** START PASSAGE GIVEN **

- Conference: Independent
- Record: 1–0
- Head coach: Bert Smith (1st season);

= Humboldt State Lumberjacks football, 1924–1929 =

American college football seasons

The Humboldt State Lumberjacks football program's first five seasons of competition were from 1924 to 1929, Humboldt State Normal College—now known as California State Polytechnic University, Humboldt—as an independent. Humboldt State did not field a team in 1926.

==1924==

The 1924 Humboldt State Lumberjacks football team represented Humboldt State Normal College—now known as California State Polytechnic University, Humboldt—as an independent during the 1924 college football season. Led by Bert Smith in his first and only season as head coach, the Lumberjacks compiled a record of 1–0. 1924 was the first year of competition for Humboldt State football program.

** END PASSAGE GIVEN **

> _JOBS_:
1/ Return the stretch from "The Humboldt State" through "State football program." in the passage on Humboldt State football, copied word for word.
2/ For each statement below, state whether the passage on Humboldt State football supports it, answering yes or no and quoting the words of the passage that decide it: (a) Humboldt State fielded a football team in 1926; (b) Bert Smith served as head coach for more than one season; (c) the 1924 team finished with a record of 1–0.

** START GIVEN DATA **

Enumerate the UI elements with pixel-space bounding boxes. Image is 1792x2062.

** END GIVEN DATA **

> _THE SOLUTIONS_:
1/
The Humboldt State Lumberjacks football program's first five seasons of competition were from 1924 to 1929, Humboldt State Normal College—now known as California State Polytechnic University, Humboldt—as an independent. Humboldt State did not field a team in 1926.

==1924==

The 1924 Humboldt State Lumberjacks football team represented Humboldt State Normal College—now known as California State Polytechnic University, Humboldt—as an independent during the 1924 college football season. Led by Bert Smith in his first and only season as head coach, the Lumberjacks compiled a record of 1–0. 1924 was the first year of competition for Humboldt State football program.

2/
(a) No: "Humboldt State did not field a team in 1926."
(b) No: "Led by Bert Smith in his first and only season as head coach"
(c) Yes: "the Lumberjacks compiled a record of 1–0"